Requirement ▸ The required result is each line of the entries below containing the string "morning".

[[ Extracted data, beginning ]]

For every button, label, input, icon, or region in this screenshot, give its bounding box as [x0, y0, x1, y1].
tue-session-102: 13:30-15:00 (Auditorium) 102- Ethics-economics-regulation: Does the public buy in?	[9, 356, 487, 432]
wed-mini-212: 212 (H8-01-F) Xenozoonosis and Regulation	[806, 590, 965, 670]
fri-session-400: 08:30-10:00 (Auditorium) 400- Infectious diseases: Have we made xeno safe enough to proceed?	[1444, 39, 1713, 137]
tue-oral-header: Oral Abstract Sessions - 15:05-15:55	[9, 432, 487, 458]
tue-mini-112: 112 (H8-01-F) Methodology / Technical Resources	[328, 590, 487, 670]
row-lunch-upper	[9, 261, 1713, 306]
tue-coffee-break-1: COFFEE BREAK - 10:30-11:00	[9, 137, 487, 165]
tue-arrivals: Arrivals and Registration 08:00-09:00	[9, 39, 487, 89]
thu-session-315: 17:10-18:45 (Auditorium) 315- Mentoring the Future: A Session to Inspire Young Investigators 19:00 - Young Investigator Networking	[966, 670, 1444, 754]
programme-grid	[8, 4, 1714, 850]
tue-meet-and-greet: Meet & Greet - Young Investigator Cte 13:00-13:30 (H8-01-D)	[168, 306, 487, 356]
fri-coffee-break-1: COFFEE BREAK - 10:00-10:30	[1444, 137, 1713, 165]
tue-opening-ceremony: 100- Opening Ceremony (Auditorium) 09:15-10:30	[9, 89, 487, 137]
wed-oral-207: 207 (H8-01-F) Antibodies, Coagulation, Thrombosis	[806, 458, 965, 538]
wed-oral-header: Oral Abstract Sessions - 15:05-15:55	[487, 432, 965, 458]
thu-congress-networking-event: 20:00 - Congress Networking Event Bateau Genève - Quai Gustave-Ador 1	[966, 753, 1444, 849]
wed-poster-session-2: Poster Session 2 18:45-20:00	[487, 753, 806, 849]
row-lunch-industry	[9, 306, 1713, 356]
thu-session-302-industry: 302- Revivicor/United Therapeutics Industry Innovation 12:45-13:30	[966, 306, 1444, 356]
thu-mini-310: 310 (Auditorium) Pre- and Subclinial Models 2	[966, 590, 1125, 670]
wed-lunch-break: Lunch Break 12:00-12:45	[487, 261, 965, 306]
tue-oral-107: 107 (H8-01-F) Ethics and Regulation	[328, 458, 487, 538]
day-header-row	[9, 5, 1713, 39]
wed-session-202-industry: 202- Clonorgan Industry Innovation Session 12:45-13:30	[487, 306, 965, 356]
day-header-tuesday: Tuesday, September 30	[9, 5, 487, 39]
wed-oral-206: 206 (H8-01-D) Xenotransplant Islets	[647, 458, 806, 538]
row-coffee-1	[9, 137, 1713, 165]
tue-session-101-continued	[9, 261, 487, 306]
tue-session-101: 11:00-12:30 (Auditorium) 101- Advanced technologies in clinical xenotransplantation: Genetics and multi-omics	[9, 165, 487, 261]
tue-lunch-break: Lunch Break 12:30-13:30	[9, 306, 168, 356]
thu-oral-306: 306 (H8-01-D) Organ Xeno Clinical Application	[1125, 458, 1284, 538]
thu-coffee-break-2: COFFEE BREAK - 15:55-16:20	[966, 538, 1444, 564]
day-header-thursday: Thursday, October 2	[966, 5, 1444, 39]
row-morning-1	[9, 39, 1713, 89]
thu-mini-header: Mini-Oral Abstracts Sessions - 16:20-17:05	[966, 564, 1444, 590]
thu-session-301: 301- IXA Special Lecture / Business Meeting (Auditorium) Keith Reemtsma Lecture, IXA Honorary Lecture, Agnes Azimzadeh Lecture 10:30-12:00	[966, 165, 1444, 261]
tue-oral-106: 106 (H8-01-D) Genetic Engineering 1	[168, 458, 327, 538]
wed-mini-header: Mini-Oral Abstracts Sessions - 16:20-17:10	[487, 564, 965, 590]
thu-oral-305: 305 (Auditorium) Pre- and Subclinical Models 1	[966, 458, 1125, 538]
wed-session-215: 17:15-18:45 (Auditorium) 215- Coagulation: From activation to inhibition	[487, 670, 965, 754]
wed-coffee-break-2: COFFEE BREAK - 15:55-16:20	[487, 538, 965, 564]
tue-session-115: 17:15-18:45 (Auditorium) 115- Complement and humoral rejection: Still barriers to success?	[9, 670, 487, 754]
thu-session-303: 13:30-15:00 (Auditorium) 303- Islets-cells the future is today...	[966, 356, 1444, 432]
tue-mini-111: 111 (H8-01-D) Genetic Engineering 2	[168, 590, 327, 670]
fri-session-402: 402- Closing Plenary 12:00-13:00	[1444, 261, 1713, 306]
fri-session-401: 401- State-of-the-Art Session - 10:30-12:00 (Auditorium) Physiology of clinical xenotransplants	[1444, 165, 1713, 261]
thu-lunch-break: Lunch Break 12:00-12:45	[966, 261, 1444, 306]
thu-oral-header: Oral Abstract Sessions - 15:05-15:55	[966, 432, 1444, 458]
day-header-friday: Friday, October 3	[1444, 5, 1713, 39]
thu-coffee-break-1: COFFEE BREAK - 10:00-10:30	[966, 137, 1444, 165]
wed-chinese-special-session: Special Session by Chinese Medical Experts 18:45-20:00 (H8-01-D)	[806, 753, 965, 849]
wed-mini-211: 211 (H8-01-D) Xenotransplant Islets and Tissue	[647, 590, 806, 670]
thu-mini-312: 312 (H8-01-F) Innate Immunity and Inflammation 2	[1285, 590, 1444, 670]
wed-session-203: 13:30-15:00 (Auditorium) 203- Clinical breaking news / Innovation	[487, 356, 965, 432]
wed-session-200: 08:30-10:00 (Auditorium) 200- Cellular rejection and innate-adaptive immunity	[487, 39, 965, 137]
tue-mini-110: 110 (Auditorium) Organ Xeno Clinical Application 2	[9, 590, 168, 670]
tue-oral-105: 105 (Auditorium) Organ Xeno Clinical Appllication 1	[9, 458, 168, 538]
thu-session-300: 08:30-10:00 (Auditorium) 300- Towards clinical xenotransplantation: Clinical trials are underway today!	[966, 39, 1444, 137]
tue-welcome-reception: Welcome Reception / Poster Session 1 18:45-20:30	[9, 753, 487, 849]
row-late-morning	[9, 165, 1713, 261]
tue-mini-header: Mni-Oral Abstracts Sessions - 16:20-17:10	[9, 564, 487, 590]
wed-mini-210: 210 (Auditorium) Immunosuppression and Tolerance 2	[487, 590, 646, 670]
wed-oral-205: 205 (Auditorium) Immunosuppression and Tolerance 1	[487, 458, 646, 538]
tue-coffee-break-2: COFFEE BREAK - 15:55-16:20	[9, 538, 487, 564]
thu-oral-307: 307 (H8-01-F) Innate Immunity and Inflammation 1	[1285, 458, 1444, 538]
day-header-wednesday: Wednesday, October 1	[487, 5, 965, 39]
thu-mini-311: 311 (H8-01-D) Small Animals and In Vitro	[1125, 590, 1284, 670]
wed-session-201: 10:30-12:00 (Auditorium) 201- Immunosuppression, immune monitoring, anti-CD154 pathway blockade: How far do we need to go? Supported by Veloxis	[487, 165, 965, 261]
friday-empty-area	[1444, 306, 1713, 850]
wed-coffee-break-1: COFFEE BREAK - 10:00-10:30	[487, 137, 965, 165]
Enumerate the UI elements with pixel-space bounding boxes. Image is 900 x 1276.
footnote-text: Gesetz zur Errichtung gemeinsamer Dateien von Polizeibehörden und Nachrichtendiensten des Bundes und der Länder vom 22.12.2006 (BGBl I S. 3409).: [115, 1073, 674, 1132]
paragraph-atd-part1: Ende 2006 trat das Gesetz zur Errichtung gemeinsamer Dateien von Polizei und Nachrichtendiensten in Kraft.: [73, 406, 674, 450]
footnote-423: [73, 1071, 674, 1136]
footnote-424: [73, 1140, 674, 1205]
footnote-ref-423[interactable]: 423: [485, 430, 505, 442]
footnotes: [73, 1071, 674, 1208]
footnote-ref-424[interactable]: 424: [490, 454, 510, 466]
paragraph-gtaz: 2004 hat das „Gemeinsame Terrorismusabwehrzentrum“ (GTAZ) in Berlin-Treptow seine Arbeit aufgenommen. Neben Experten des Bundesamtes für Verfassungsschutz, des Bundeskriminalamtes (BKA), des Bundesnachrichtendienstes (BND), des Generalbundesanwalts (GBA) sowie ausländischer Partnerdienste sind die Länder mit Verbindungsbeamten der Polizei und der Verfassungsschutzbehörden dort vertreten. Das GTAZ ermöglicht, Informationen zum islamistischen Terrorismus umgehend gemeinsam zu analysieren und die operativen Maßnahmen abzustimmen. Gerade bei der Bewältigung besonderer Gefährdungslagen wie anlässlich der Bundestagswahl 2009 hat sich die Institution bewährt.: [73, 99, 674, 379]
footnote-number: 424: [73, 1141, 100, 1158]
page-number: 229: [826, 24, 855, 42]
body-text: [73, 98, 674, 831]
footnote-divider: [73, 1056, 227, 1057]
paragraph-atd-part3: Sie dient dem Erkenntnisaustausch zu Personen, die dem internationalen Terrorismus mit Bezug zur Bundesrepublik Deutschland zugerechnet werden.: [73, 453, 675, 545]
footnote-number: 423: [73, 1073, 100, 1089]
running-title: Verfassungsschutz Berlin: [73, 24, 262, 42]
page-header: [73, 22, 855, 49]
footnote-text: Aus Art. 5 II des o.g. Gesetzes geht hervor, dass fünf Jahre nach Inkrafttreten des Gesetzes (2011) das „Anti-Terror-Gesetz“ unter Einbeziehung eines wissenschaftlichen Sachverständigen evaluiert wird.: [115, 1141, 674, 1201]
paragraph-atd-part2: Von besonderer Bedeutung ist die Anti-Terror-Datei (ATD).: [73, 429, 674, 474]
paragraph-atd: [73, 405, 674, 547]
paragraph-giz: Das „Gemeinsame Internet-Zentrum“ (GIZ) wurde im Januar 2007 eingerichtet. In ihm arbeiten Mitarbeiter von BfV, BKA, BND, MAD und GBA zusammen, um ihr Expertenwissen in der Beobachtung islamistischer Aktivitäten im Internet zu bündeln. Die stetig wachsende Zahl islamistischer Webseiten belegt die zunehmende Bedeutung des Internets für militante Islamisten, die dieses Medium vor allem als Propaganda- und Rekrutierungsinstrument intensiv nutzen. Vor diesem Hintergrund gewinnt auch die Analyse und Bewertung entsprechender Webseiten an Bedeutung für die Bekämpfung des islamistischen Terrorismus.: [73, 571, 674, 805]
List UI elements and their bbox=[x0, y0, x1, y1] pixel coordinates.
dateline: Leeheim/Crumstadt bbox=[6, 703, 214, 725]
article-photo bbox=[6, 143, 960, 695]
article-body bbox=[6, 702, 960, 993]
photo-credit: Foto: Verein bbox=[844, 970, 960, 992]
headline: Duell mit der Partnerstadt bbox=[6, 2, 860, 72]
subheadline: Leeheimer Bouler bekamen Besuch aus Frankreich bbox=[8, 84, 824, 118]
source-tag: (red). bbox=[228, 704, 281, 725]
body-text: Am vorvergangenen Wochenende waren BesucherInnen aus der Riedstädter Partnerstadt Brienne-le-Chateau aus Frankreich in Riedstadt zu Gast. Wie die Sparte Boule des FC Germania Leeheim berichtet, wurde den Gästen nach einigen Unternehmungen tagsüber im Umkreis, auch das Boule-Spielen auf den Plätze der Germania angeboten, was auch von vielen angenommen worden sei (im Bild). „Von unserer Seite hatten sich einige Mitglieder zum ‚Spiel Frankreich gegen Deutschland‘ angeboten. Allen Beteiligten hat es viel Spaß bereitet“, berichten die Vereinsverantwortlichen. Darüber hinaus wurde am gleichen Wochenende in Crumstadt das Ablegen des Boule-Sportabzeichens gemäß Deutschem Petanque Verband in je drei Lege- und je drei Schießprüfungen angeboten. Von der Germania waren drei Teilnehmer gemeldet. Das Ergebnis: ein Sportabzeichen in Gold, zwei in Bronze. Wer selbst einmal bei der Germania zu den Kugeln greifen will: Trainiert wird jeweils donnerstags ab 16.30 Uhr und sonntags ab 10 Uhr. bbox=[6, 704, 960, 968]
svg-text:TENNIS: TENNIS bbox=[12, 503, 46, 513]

[[ Extracted data, end ]]

Response box ▸
row-morning-1	[9, 39, 1713, 89]
row-late-morning	[9, 165, 1713, 261]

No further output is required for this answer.